[start of Dataset rows]
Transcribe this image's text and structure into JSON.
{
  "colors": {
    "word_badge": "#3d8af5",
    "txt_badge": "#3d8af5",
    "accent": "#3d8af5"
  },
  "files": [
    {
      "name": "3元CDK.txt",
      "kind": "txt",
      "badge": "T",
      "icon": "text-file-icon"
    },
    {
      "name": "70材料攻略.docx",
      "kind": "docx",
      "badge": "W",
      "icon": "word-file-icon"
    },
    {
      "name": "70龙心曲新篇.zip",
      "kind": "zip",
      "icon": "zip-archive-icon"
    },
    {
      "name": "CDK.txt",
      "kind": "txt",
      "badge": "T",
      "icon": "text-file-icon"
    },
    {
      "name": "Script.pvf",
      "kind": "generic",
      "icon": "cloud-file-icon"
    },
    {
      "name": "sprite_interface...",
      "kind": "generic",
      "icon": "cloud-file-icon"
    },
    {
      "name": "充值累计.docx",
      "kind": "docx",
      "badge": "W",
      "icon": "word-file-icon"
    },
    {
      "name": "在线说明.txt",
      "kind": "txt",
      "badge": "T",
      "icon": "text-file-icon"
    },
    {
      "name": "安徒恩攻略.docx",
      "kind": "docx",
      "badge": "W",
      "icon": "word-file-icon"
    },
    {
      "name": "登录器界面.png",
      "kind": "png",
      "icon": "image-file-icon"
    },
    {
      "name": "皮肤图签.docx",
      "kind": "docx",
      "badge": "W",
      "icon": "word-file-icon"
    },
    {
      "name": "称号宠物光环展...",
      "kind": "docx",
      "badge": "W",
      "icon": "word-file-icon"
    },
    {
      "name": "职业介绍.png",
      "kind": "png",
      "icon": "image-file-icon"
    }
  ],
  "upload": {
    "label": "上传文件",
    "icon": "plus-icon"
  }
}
[end of Dataset rows]
Copy all the records above precisely.

Transcribe this image's text and structure into JSON.
{
  "colors": {
    "word_badge": "#3d8af5",
    "txt_badge": "#3d8af5",
    "accent": "#3d8af5"
  },
  "files": [
    {
      "name": "3元CDK.txt",
      "kind": "txt",
      "badge": "T",
      "icon": "text-file-icon"
    },
    {
      "name": "70材料攻略.docx",
      "kind": "docx",
      "badge": "W",
      "icon": "word-file-icon"
    },
    {
      "name": "70龙心曲新篇.zip",
      "kind": "zip",
      "icon": "zip-archive-icon"
    },
    {
      "name": "CDK.txt",
      "kind": "txt",
      "badge": "T",
      "icon": "text-file-icon"
    },
    {
      "name": "Script.pvf",
      "kind": "generic",
      "icon": "cloud-file-icon"
    },
    {
      "name": "sprite_interface...",
      "kind": "generic",
      "icon": "cloud-file-icon"
    },
    {
      "name": "充值累计.docx",
      "kind": "docx",
      "badge": "W",
      "icon": "word-file-icon"
    },
    {
      "name": "在线说明.txt",
      "kind": "txt",
      "badge": "T",
      "icon": "text-file-icon"
    },
    {
      "name": "安徒恩攻略.docx",
      "kind": "docx",
      "badge": "W",
      "icon": "word-file-icon"
    },
    {
      "name": "登录器界面.png",
      "kind": "png",
      "icon": "image-file-icon"
    },
    {
      "name": "皮肤图签.docx",
      "kind": "docx",
      "badge": "W",
      "icon": "word-file-icon"
    },
    {
      "name": "称号宠物光环展...",
      "kind": "docx",
      "badge": "W",
      "icon": "word-file-icon"
    },
    {
      "name": "职业介绍.png",
      "kind": "png",
      "icon": "image-file-icon"
    }
  ],
  "upload": {
    "label": "上传文件",
    "icon": "plus-icon"
  }
}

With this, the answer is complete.